Stated problem ->
Leave the pictures out and print every record below exactly as it stands.

━━━━━━━━━━━━━━━━━━━━

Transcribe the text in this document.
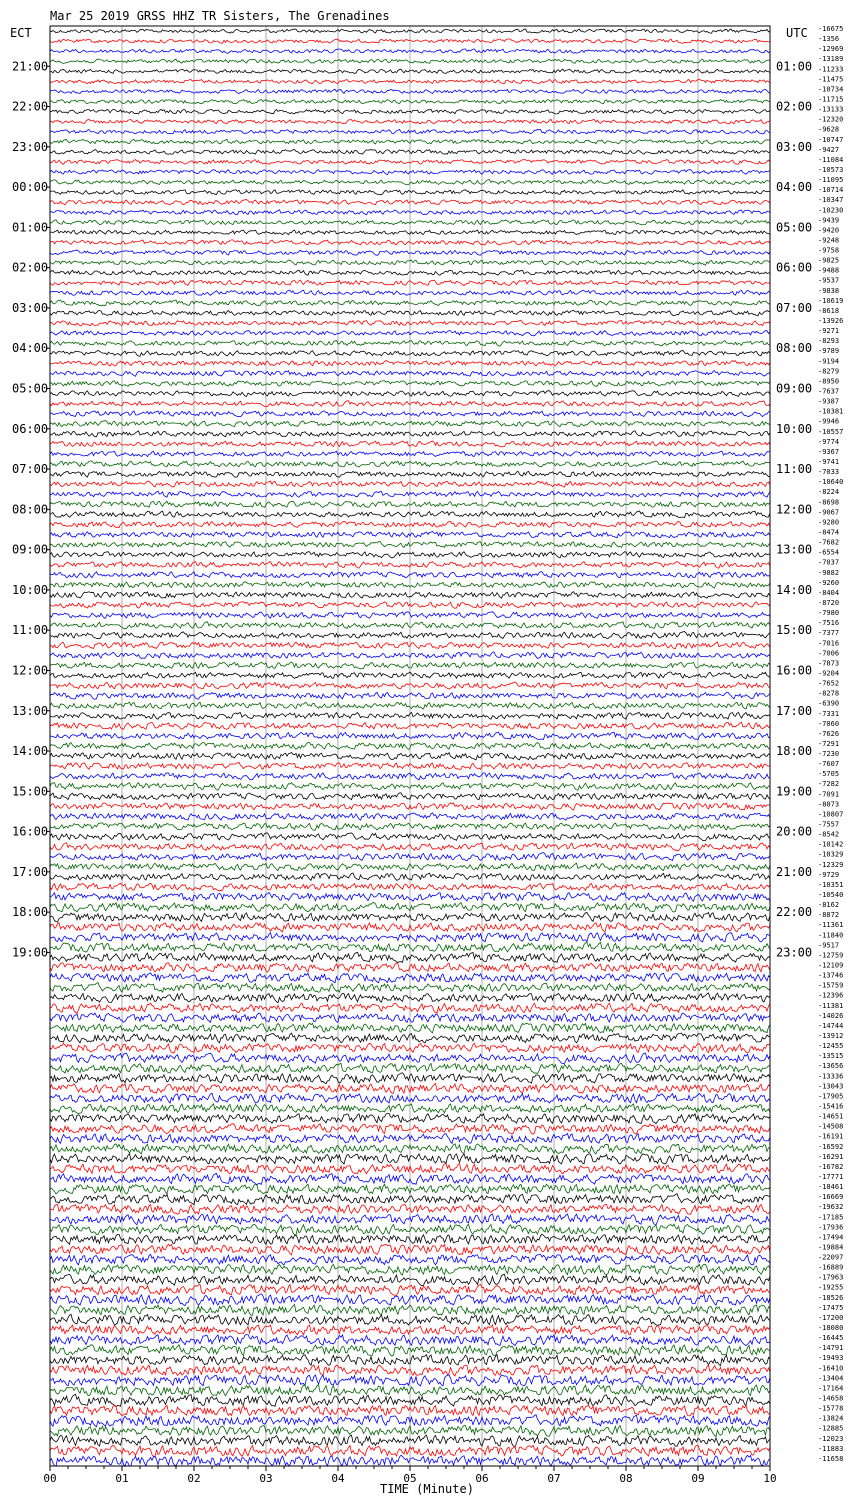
Mar 25 2019 GRSS HHZ TR Sisters, The Grenadines
ECT	UTC
TIME (Minute)
00	01	02	03	04	05	06	07	08	09	10
21:00
22:00
23:00
00:00
01:00
02:00
03:00
04:00
05:00
06:00
07:00
08:00
09:00
10:00
11:00
12:00
13:00
14:00
15:00
16:00
17:00
18:00
19:00
01:00
02:00
03:00
04:00
05:00
06:00
07:00
08:00
09:00
10:00
11:00
12:00
13:00
14:00
15:00
16:00
17:00
18:00
19:00
20:00
21:00
22:00
23:00
-16675
-1356
-12969
-13189
-11233
-11475
-10734
-11715
-13133
-12320
-9628
-10747
-9427
-11084
-10573
-11095
-10714
-10347
-10230
-9439
-9420
-9248
-9758
-9825
-9488
-9537
-9838
-10619
-8618
-13926
-9271
-8293
-9789
-9194
-8279
-8950
-7637
-9387
-10381
-9946
-10557
-9774
-9367
-9741
-7033
-10640
-8224
-8698
-9067
-9280
-8474
-7682
-6554
-7037
-9882
-9260
-8404
-8720
-7980
-7516
-7377
-7016
-7006
-7873
-9204
-7652
-8278
-6390
-7331
-7060
-7626
-7291
-7230
-7607
-5705
-7282
-7091
-8073
-10807
-7557
-8542
-10142
-10329
-12329
-9729
-10351
-10540
-8162
-8872
-11361
-11840
-9517
-12759
-12109
-13746
-15759
-12396
-11381
-14026
-14744
-13912
-12455
-13515
-13656
-13336
-13043
-17905
-15416
-14651
-14508
-16191
-16592
-16291
-16782
-17771
-18461
-16669
-19632
-17185
-17936
-17494
-19884
-22097
-16889
-17963
-19255
-18526
-17475
-17200
-18080
-16445
-14791
-19493
-16410
-13404
-17164
-14658
-15778
-13824
-12885
-12023
-11883
-11658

━━━━━━━━━━━━━━━━━━━━

Complete output ->
Transcribe the text in this document.
Mar 25 2019 GRSS HHZ TR Sisters, The Grenadines
ECT	UTC
TIME (Minute)
00	01	02	03	04	05	06	07	08	09	10
21:00
22:00
23:00
00:00
01:00
02:00
03:00
04:00
05:00
06:00
07:00
08:00
09:00
10:00
11:00
12:00
13:00
14:00
15:00
16:00
17:00
18:00
19:00
01:00
02:00
03:00
04:00
05:00
06:00
07:00
08:00
09:00
10:00
11:00
12:00
13:00
14:00
15:00
16:00
17:00
18:00
19:00
20:00
21:00
22:00
23:00
-16675
-1356
-12969
-13189
-11233
-11475
-10734
-11715
-13133
-12320
-9628
-10747
-9427
-11084
-10573
-11095
-10714
-10347
-10230
-9439
-9420
-9248
-9758
-9825
-9488
-9537
-9838
-10619
-8618
-13926
-9271
-8293
-9789
-9194
-8279
-8950
-7637
-9387
-10381
-9946
-10557
-9774
-9367
-9741
-7033
-10640
-8224
-8698
-9067
-9280
-8474
-7682
-6554
-7037
-9882
-9260
-8404
-8720
-7980
-7516
-7377
-7016
-7006
-7873
-9204
-7652
-8278
-6390
-7331
-7060
-7626
-7291
-7230
-7607
-5705
-7282
-7091
-8073
-10807
-7557
-8542
-10142
-10329
-12329
-9729
-10351
-10540
-8162
-8872
-11361
-11840
-9517
-12759
-12109
-13746
-15759
-12396
-11381
-14026
-14744
-13912
-12455
-13515
-13656
-13336
-13043
-17905
-15416
-14651
-14508
-16191
-16592
-16291
-16782
-17771
-18461
-16669
-19632
-17185
-17936
-17494
-19884
-22097
-16889
-17963
-19255
-18526
-17475
-17200
-18080
-16445
-14791
-19493
-16410
-13404
-17164
-14658
-15778
-13824
-12885
-12023
-11883
-11658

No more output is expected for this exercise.